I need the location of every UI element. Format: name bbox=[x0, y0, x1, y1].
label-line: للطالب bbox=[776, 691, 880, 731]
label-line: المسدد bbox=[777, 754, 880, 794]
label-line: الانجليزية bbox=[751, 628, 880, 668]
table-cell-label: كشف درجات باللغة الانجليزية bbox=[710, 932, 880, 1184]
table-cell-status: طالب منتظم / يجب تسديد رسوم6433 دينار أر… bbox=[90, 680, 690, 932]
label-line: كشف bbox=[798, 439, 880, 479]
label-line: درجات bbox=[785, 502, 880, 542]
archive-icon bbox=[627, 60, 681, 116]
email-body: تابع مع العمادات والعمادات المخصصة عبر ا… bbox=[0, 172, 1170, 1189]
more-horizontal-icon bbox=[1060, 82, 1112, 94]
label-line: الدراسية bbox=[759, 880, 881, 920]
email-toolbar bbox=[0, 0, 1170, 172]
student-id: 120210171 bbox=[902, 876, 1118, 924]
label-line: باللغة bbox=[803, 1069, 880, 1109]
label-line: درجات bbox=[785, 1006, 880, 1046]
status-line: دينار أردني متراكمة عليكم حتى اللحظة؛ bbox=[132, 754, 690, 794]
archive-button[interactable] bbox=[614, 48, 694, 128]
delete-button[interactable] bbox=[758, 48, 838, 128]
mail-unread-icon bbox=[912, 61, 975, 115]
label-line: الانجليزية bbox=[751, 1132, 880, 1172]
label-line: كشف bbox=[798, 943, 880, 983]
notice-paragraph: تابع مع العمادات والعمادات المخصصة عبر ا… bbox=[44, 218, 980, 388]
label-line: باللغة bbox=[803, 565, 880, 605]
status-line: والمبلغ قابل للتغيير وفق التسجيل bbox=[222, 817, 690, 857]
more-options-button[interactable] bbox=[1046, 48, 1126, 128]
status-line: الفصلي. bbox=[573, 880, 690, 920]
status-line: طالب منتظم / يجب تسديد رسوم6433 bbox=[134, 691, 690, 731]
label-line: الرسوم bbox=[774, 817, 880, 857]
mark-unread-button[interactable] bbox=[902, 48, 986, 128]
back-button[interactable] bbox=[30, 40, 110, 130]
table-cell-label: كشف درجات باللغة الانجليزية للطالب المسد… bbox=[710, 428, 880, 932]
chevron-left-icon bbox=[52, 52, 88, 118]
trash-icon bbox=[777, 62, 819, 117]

### EXERCISE DESCRIPTION
Copy every line of the entries above word for word.

### ANSWER TO THIS EXERCISE
I need the location of every UI element. Format: name bbox=[x0, y0, x1, y1].
label-line: للطالب bbox=[776, 691, 880, 731]
label-line: المسدد bbox=[777, 754, 880, 794]
label-line: الانجليزية bbox=[751, 628, 880, 668]
table-cell-label: كشف درجات باللغة الانجليزية bbox=[710, 932, 880, 1184]
table-cell-status: طالب منتظم / يجب تسديد رسوم6433 دينار أر… bbox=[90, 680, 690, 932]
label-line: كشف bbox=[798, 439, 880, 479]
label-line: درجات bbox=[785, 502, 880, 542]
archive-icon bbox=[627, 60, 681, 116]
email-body: تابع مع العمادات والعمادات المخصصة عبر ا… bbox=[0, 172, 1170, 1189]
more-horizontal-icon bbox=[1060, 82, 1112, 94]
label-line: الدراسية bbox=[759, 880, 881, 920]
email-toolbar bbox=[0, 0, 1170, 172]
student-id: 120210171 bbox=[902, 876, 1118, 924]
label-line: باللغة bbox=[803, 1069, 880, 1109]
label-line: درجات bbox=[785, 1006, 880, 1046]
status-line: دينار أردني متراكمة عليكم حتى اللحظة؛ bbox=[132, 754, 690, 794]
archive-button[interactable] bbox=[614, 48, 694, 128]
delete-button[interactable] bbox=[758, 48, 838, 128]
mail-unread-icon bbox=[912, 61, 975, 115]
label-line: الانجليزية bbox=[751, 1132, 880, 1172]
label-line: كشف bbox=[798, 943, 880, 983]
notice-paragraph: تابع مع العمادات والعمادات المخصصة عبر ا… bbox=[44, 218, 980, 388]
label-line: باللغة bbox=[803, 565, 880, 605]
status-line: والمبلغ قابل للتغيير وفق التسجيل bbox=[222, 817, 690, 857]
more-options-button[interactable] bbox=[1046, 48, 1126, 128]
status-line: الفصلي. bbox=[573, 880, 690, 920]
status-line: طالب منتظم / يجب تسديد رسوم6433 bbox=[134, 691, 690, 731]
label-line: الرسوم bbox=[774, 817, 880, 857]
mark-unread-button[interactable] bbox=[902, 48, 986, 128]
back-button[interactable] bbox=[30, 40, 110, 130]
table-cell-label: كشف درجات باللغة الانجليزية للطالب المسد… bbox=[710, 428, 880, 932]
chevron-left-icon bbox=[52, 52, 88, 118]
trash-icon bbox=[777, 62, 819, 117]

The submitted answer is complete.